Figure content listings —
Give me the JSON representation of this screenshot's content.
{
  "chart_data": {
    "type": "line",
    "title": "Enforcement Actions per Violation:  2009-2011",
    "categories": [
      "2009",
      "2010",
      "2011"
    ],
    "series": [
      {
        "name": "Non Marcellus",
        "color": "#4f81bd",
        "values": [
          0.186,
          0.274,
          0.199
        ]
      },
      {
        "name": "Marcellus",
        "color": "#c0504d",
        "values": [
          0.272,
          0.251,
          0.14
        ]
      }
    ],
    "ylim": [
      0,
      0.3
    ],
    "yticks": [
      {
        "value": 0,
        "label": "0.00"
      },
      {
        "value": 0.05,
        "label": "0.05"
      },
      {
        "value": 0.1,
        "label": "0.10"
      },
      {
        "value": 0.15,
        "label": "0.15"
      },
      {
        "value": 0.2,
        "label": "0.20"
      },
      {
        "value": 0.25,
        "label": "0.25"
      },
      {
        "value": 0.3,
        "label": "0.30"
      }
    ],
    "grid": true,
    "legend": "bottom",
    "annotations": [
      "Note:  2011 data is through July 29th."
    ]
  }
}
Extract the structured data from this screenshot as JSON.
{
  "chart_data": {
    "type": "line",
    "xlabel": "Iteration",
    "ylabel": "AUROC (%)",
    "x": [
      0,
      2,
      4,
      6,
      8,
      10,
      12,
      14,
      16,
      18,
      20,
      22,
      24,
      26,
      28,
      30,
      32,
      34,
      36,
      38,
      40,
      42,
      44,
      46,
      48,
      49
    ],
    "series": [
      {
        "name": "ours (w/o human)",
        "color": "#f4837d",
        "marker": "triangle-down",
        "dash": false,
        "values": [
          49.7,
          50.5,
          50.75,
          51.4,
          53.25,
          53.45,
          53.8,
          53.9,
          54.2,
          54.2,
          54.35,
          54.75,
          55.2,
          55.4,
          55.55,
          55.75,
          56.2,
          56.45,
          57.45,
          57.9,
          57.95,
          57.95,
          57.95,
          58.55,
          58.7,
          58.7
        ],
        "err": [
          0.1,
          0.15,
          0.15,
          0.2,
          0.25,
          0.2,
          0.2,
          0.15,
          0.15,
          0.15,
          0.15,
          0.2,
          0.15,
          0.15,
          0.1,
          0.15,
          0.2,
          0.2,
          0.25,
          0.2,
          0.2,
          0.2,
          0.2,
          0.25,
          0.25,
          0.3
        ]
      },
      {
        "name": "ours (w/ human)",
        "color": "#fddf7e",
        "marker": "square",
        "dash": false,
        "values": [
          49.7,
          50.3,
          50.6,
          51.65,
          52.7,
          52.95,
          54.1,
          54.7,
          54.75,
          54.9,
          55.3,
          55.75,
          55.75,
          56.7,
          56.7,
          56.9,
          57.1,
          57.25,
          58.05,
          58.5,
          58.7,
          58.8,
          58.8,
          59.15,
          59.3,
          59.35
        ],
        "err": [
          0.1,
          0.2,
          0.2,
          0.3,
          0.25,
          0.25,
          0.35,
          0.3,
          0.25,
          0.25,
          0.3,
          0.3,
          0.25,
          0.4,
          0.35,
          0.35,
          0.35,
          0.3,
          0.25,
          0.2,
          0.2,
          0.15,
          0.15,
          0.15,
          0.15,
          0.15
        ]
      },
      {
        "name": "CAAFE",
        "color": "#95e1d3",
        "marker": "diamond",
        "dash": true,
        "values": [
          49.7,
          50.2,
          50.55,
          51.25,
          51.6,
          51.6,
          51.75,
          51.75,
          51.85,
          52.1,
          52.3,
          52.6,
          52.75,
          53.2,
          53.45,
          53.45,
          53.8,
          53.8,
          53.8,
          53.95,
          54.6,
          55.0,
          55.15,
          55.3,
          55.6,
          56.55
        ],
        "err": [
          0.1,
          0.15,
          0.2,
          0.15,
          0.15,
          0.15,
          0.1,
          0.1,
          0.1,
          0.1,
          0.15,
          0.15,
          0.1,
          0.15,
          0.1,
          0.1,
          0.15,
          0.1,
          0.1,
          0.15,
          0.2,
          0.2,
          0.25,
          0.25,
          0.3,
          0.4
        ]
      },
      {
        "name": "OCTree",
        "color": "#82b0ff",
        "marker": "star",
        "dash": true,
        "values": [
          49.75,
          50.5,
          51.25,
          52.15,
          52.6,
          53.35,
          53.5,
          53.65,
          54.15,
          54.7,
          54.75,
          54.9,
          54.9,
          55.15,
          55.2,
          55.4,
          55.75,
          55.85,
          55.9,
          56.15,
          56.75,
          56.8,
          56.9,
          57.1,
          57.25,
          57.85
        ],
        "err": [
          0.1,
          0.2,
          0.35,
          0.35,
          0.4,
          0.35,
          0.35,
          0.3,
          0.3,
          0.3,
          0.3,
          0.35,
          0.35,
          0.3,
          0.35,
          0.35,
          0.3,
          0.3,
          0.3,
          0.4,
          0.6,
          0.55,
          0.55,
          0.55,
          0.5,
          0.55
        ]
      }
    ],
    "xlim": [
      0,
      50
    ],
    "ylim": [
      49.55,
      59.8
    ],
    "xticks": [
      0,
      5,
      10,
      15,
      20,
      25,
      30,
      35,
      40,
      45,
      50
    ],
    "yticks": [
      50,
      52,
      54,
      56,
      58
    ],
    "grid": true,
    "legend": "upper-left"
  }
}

Problem to work on —
Reply with one number only, the count of lines above that hold the string "marker".

Solution for this exercise —
4